» **WHAT TO PRODUCE**
All of the lines below are to be transcribed faithfully, with pictures excluded from the copy.

** Start of SUPPLIED INFORMATION **

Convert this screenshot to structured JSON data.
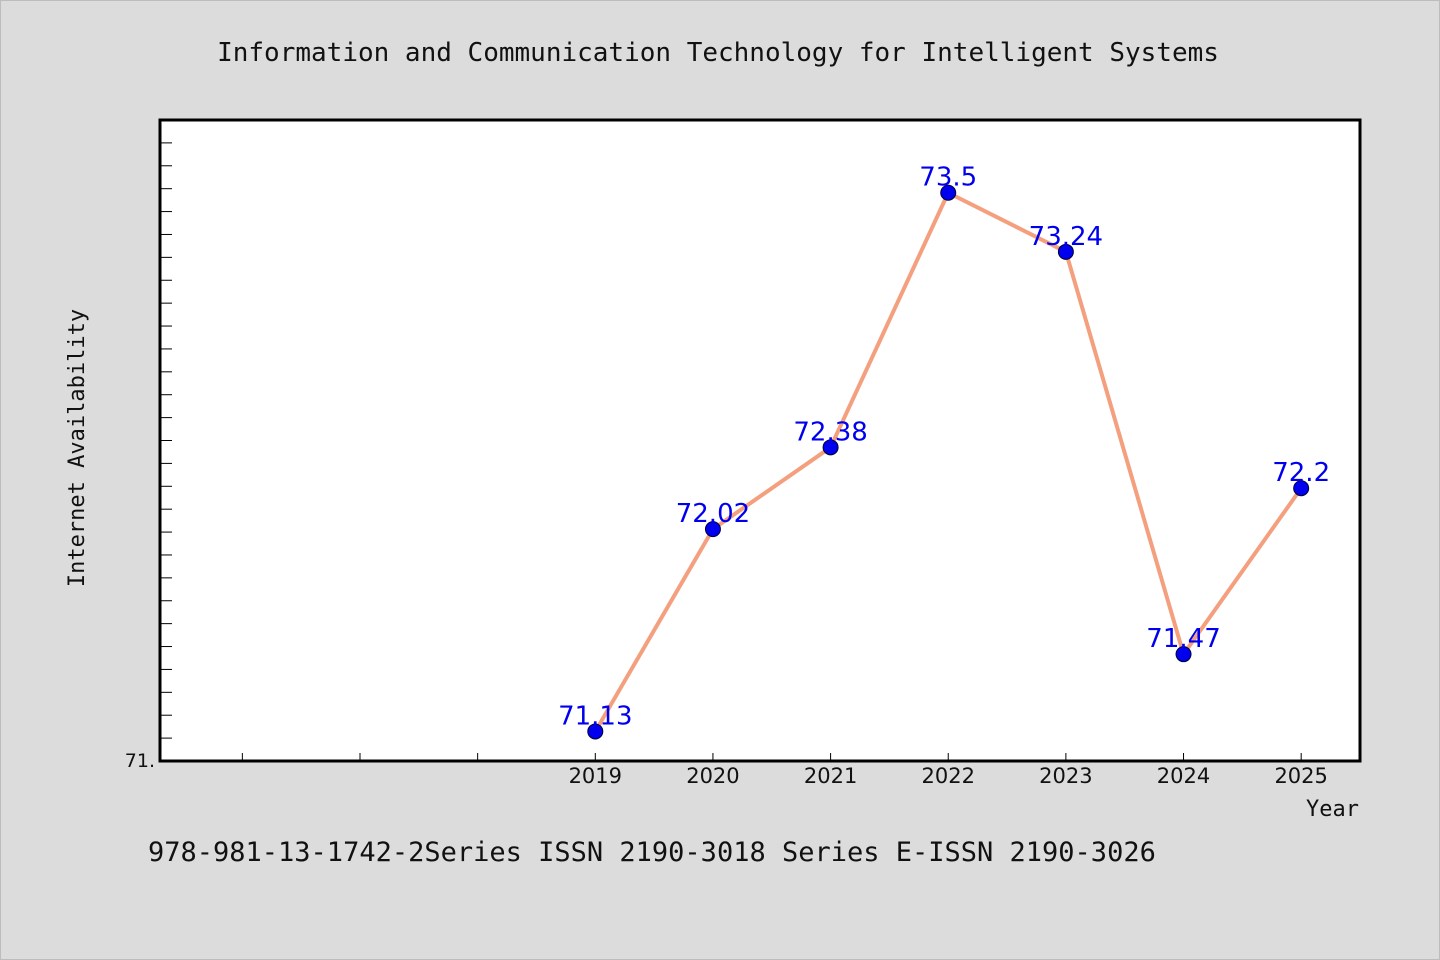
{
  "chart_data": {
    "type": "line",
    "title": "Information and Communication Technology for Intelligent Systems",
    "xlabel": "Year",
    "ylabel": "Internet Availability",
    "categories": [
      "2019",
      "2020",
      "2021",
      "2022",
      "2023",
      "2024",
      "2025"
    ],
    "series": [
      {
        "values": [
          71.13,
          72.02,
          72.38,
          73.5,
          73.24,
          71.47,
          72.2
        ],
        "line_color": "#f4a07f",
        "marker_color": "#0000ee"
      }
    ],
    "data_labels": [
      "71.13",
      "72.02",
      "72.38",
      "73.5",
      "73.24",
      "71.47",
      "72.2"
    ],
    "y_tick_label": "71.",
    "ylim": [
      71.0,
      73.82
    ],
    "x_range_years": [
      2015.3,
      2025.5
    ],
    "grid": false,
    "legend": "none",
    "footer": "978-981-13-1742-2Series ISSN 2190-3018 Series E-ISSN 2190-3026"
  },
  "colors": {
    "background": "#dcdcdc",
    "plot_background": "#ffffff",
    "label_text": "#0000ee"
  }
}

** End of SUPPLIED INFORMATION **

» **PROBLEM SOLUTION**
Convert this screenshot to structured JSON data.
{
  "chart_data": {
    "type": "line",
    "title": "Information and Communication Technology for Intelligent Systems",
    "xlabel": "Year",
    "ylabel": "Internet Availability",
    "categories": [
      "2019",
      "2020",
      "2021",
      "2022",
      "2023",
      "2024",
      "2025"
    ],
    "series": [
      {
        "values": [
          71.13,
          72.02,
          72.38,
          73.5,
          73.24,
          71.47,
          72.2
        ],
        "line_color": "#f4a07f",
        "marker_color": "#0000ee"
      }
    ],
    "data_labels": [
      "71.13",
      "72.02",
      "72.38",
      "73.5",
      "73.24",
      "71.47",
      "72.2"
    ],
    "y_tick_label": "71.",
    "ylim": [
      71.0,
      73.82
    ],
    "x_range_years": [
      2015.3,
      2025.5
    ],
    "grid": false,
    "legend": "none",
    "footer": "978-981-13-1742-2Series ISSN 2190-3018 Series E-ISSN 2190-3026"
  },
  "colors": {
    "background": "#dcdcdc",
    "plot_background": "#ffffff",
    "label_text": "#0000ee"
  }
}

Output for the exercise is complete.